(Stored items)
* * *
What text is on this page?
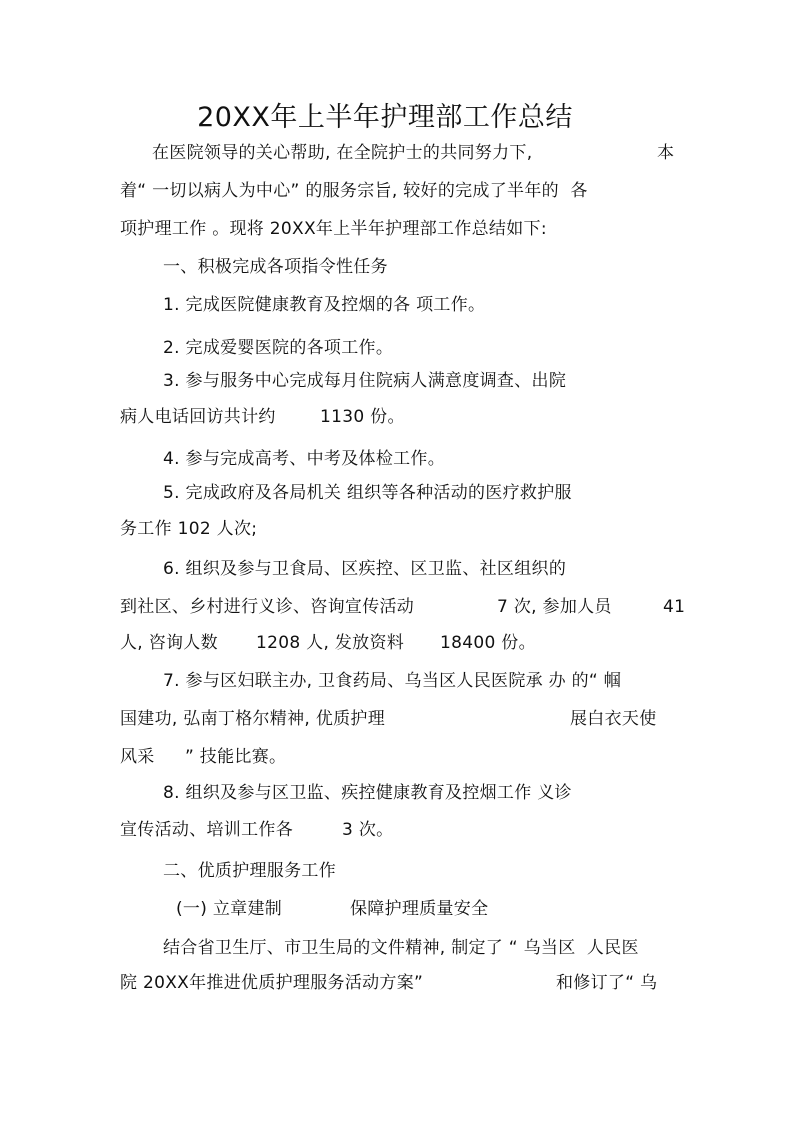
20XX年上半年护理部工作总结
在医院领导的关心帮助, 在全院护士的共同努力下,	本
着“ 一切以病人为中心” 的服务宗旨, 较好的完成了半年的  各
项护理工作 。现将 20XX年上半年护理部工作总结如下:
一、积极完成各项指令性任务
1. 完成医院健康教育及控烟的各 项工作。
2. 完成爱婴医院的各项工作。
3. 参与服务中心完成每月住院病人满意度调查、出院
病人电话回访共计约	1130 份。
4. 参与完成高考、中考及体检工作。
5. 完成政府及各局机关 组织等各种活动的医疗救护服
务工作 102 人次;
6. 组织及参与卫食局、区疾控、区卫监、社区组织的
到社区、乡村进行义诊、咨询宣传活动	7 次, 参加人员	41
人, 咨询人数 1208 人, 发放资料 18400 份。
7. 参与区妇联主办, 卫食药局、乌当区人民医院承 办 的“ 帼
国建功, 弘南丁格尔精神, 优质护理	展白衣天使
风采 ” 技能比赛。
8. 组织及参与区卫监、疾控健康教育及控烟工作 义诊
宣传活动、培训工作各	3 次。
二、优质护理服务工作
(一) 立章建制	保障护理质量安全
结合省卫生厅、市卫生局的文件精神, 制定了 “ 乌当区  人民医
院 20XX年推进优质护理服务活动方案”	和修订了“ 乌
* * *
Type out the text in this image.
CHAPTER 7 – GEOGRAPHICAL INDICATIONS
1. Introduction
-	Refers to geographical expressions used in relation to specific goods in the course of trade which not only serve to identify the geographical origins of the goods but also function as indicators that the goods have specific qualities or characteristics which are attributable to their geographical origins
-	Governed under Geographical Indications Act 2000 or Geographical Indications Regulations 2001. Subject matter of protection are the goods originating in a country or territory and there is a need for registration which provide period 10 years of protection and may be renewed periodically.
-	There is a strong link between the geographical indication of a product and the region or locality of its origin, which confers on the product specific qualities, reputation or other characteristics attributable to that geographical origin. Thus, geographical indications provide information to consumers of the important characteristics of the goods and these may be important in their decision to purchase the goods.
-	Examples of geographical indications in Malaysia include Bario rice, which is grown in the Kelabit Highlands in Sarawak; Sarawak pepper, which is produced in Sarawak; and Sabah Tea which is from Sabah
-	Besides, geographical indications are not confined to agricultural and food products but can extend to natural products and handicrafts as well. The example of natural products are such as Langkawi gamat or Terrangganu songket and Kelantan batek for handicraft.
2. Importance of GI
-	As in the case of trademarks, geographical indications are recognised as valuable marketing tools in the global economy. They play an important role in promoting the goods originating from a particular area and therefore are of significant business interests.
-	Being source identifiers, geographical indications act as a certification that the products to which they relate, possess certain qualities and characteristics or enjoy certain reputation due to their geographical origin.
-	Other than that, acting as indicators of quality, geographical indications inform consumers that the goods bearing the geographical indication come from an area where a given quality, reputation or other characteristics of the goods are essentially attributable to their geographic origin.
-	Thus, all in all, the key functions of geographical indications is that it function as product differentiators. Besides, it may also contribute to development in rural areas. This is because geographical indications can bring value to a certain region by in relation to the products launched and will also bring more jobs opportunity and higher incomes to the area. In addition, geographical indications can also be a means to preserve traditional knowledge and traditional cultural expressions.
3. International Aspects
* * *
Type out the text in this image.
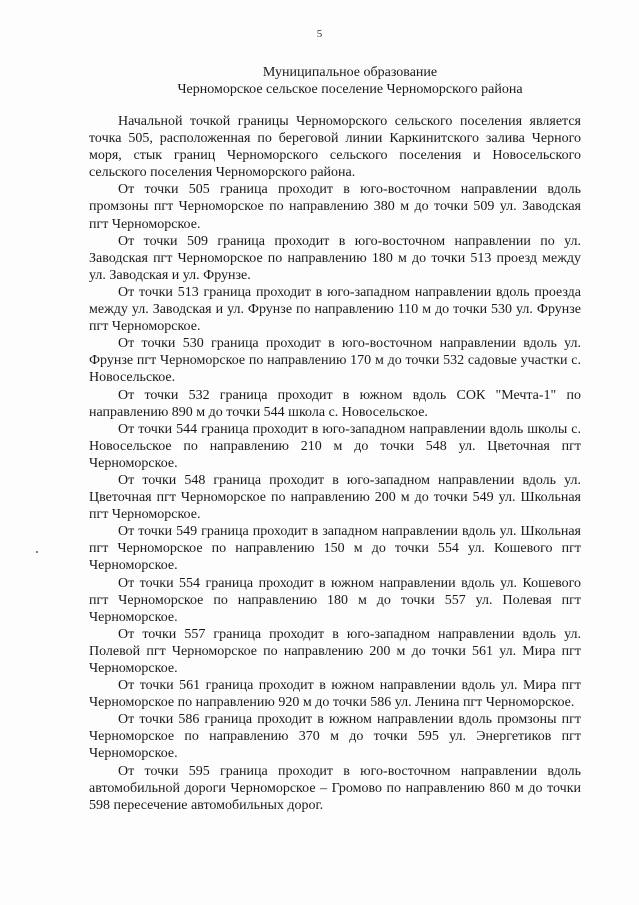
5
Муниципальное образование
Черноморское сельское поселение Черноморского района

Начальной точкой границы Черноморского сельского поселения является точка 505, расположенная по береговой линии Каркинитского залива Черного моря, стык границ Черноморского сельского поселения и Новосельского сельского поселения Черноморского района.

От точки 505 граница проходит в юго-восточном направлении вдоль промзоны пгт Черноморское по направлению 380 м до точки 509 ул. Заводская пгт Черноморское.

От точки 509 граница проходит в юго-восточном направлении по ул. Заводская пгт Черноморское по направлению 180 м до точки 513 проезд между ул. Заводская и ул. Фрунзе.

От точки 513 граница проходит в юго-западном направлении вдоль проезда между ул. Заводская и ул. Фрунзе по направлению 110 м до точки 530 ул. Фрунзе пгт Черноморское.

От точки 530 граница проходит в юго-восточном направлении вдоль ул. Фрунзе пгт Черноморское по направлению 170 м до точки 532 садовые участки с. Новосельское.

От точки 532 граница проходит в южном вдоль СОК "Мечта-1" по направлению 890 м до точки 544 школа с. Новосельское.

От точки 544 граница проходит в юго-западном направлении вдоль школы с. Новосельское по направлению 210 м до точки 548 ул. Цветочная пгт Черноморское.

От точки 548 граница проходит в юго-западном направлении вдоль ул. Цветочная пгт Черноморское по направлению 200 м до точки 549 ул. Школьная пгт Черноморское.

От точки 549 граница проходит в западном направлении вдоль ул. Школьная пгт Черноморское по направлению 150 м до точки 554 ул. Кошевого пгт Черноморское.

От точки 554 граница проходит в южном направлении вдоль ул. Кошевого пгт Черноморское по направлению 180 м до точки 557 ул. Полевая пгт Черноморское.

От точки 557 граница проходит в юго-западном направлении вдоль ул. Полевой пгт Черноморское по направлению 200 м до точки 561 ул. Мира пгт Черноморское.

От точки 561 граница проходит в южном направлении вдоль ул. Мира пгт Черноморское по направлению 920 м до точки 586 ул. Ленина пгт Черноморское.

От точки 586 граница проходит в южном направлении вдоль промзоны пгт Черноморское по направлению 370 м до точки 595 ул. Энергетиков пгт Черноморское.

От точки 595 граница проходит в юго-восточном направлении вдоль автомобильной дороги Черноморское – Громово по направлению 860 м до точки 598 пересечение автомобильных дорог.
* * *
→ **Task objective**:
Pick out the lines that include the word "Черноморского" and write them out.

→ **Worked solution**:
Черноморское сельское поселение Черноморского района
Начальной точкой границы Черноморского сельского поселения является точка 505, расположенная по береговой линии Каркинитского залива Черного моря, стык границ Черноморского сельского поселения и Новосельского сельского поселения Черноморского района.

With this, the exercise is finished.